**What the task requires:** Return every line of the records below verbatim, with no pictures in the copy.
___ Data in this exercise
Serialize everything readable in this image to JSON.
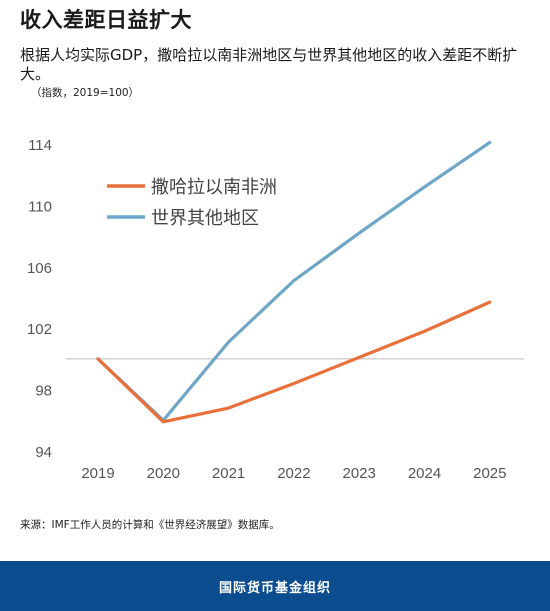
{
  "header": {
    "title": "收入差距日益扩大",
    "subtitle": "根据人均实际GDP，撒哈拉以南非洲地区与世界其他地区的收入差距不断扩大。",
    "unit_note": "（指数，2019=100）"
  },
  "chart_data": {
    "type": "line",
    "x": [
      "2019",
      "2020",
      "2021",
      "2022",
      "2023",
      "2024",
      "2025"
    ],
    "series": [
      {
        "name": "撒哈拉以南非洲",
        "color": "#e8703a",
        "values": [
          100,
          95.9,
          96.8,
          98.4,
          100.1,
          101.8,
          103.7
        ]
      },
      {
        "name": "世界其他地区",
        "color": "#6fa5c6",
        "values": [
          100,
          96.0,
          101.1,
          105.1,
          108.2,
          111.2,
          114.1
        ]
      }
    ],
    "ylim": [
      94,
      115
    ],
    "yticks": [
      "94",
      "98",
      "102",
      "106",
      "110",
      "114"
    ],
    "reference_line": 100,
    "legend_position": "top-left",
    "title": "",
    "xlabel": "",
    "ylabel": ""
  },
  "source": "来源：IMF工作人员的计算和《世界经济展望》数据库。",
  "footer": {
    "label": "国际货币基金组织"
  },
  "colors": {
    "footer_bg": "#0b4d8e",
    "gridline": "#bbbbbb",
    "axis_text": "#555555"
  }
}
______
**Written response:**
Serialize everything readable in this image to JSON.
{
  "header": {
    "title": "收入差距日益扩大",
    "subtitle": "根据人均实际GDP，撒哈拉以南非洲地区与世界其他地区的收入差距不断扩大。",
    "unit_note": "（指数，2019=100）"
  },
  "chart_data": {
    "type": "line",
    "x": [
      "2019",
      "2020",
      "2021",
      "2022",
      "2023",
      "2024",
      "2025"
    ],
    "series": [
      {
        "name": "撒哈拉以南非洲",
        "color": "#e8703a",
        "values": [
          100,
          95.9,
          96.8,
          98.4,
          100.1,
          101.8,
          103.7
        ]
      },
      {
        "name": "世界其他地区",
        "color": "#6fa5c6",
        "values": [
          100,
          96.0,
          101.1,
          105.1,
          108.2,
          111.2,
          114.1
        ]
      }
    ],
    "ylim": [
      94,
      115
    ],
    "yticks": [
      "94",
      "98",
      "102",
      "106",
      "110",
      "114"
    ],
    "reference_line": 100,
    "legend_position": "top-left",
    "title": "",
    "xlabel": "",
    "ylabel": ""
  },
  "source": "来源：IMF工作人员的计算和《世界经济展望》数据库。",
  "footer": {
    "label": "国际货币基金组织"
  },
  "colors": {
    "footer_bg": "#0b4d8e",
    "gridline": "#bbbbbb",
    "axis_text": "#555555"
  }
}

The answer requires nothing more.